● Supplied material
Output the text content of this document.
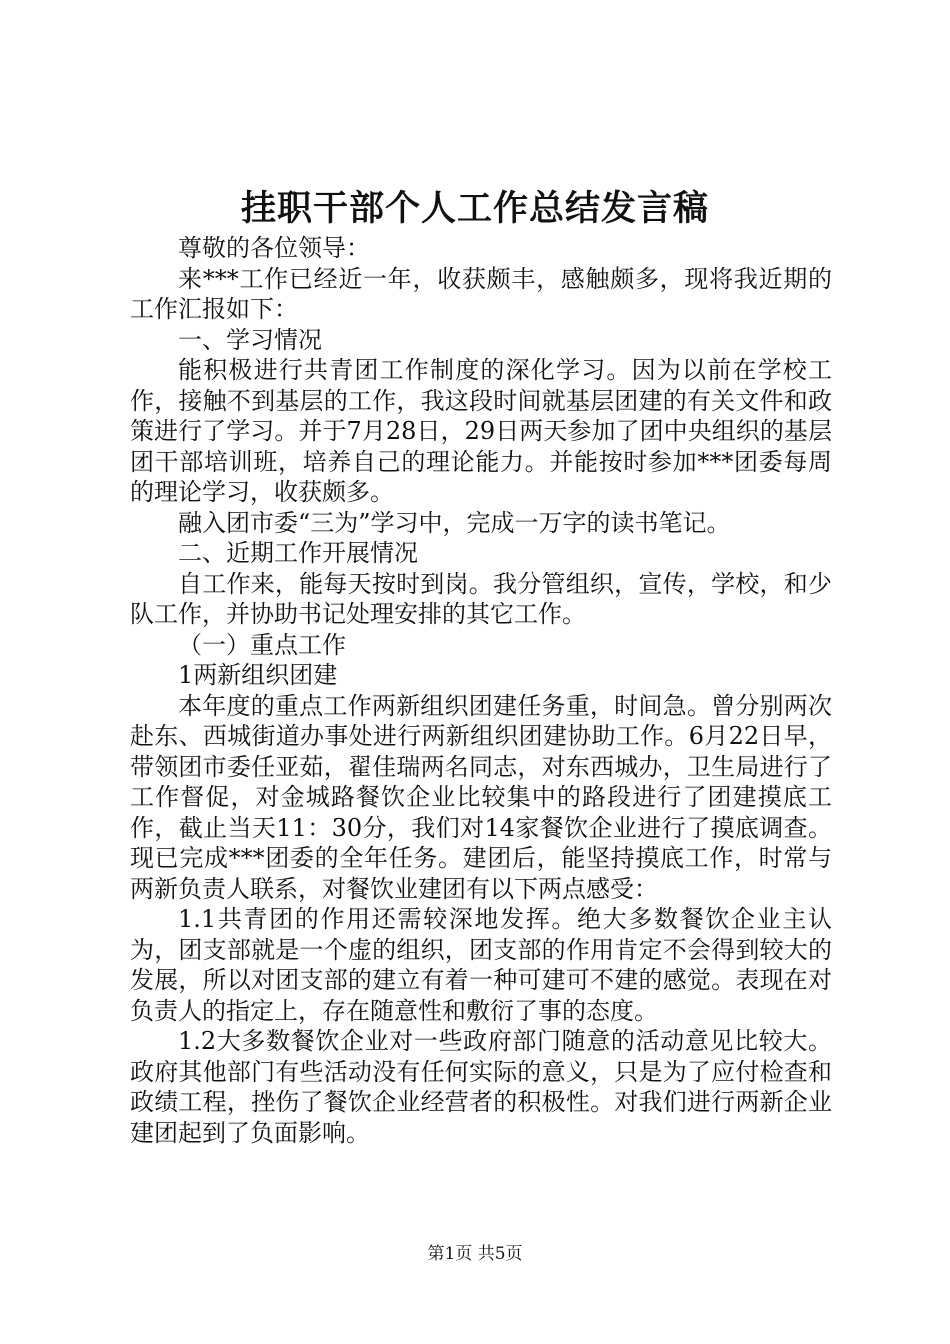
挂职干部个人工作总结发言稿

尊敬的各位领导：

来***工作已经近一年，收获颇丰，感触颇多，现将我近期的工作汇报如下：

一、学习情况

能积极进行共青团工作制度的深化学习。因为以前在学校工作，接触不到基层的工作，我这段时间就基层团建的有关文件和政策进行了学习。并于7月28日，29日两天参加了团中央组织的基层团干部培训班，培养自己的理论能力。并能按时参加***团委每周的理论学习，收获颇多。

融入团市委“三为”学习中，完成一万字的读书笔记。

二、近期工作开展情况

自工作来，能每天按时到岗。我分管组织，宣传，学校，和少队工作，并协助书记处理安排的其它工作。

（一）重点工作

1两新组织团建

本年度的重点工作两新组织团建任务重，时间急。曾分别两次赴东、西城街道办事处进行两新组织团建协助工作。6月22日早，带领团市委任亚茹，翟佳瑞两名同志，对东西城办，卫生局进行了工作督促，对金城路餐饮企业比较集中的路段进行了团建摸底工作，截止当天11：30分，我们对14家餐饮企业进行了摸底调查。现已完成***团委的全年任务。建团后，能坚持摸底工作，时常与两新负责人联系，对餐饮业建团有以下两点感受：

1.1共青团的作用还需较深地发挥。绝大多数餐饮企业主认为，团支部就是一个虚的组织，团支部的作用肯定不会得到较大的发展，所以对团支部的建立有着一种可建可不建的感觉。表现在对负责人的指定上，存在随意性和敷衍了事的态度。

1.2大多数餐饮企业对一些政府部门随意的活动意见比较大。政府其他部门有些活动没有任何实际的意义，只是为了应付检查和政绩工程，挫伤了餐饮企业经营者的积极性。对我们进行两新企业建团起到了负面影响。

第1页 共5页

● Aim
Output every entry word for word, but omit the pictures.

● The solution
Output the text content of this document.
挂职干部个人工作总结发言稿

尊敬的各位领导：

来***工作已经近一年，收获颇丰，感触颇多，现将我近期的工作汇报如下：

一、学习情况

能积极进行共青团工作制度的深化学习。因为以前在学校工作，接触不到基层的工作，我这段时间就基层团建的有关文件和政策进行了学习。并于7月28日，29日两天参加了团中央组织的基层团干部培训班，培养自己的理论能力。并能按时参加***团委每周的理论学习，收获颇多。

融入团市委“三为”学习中，完成一万字的读书笔记。

二、近期工作开展情况

自工作来，能每天按时到岗。我分管组织，宣传，学校，和少队工作，并协助书记处理安排的其它工作。

（一）重点工作

1两新组织团建

本年度的重点工作两新组织团建任务重，时间急。曾分别两次赴东、西城街道办事处进行两新组织团建协助工作。6月22日早，带领团市委任亚茹，翟佳瑞两名同志，对东西城办，卫生局进行了工作督促，对金城路餐饮企业比较集中的路段进行了团建摸底工作，截止当天11：30分，我们对14家餐饮企业进行了摸底调查。现已完成***团委的全年任务。建团后，能坚持摸底工作，时常与两新负责人联系，对餐饮业建团有以下两点感受：

1.1共青团的作用还需较深地发挥。绝大多数餐饮企业主认为，团支部就是一个虚的组织，团支部的作用肯定不会得到较大的发展，所以对团支部的建立有着一种可建可不建的感觉。表现在对负责人的指定上，存在随意性和敷衍了事的态度。

1.2大多数餐饮企业对一些政府部门随意的活动意见比较大。政府其他部门有些活动没有任何实际的意义，只是为了应付检查和政绩工程，挫伤了餐饮企业经营者的积极性。对我们进行两新企业建团起到了负面影响。

第1页 共5页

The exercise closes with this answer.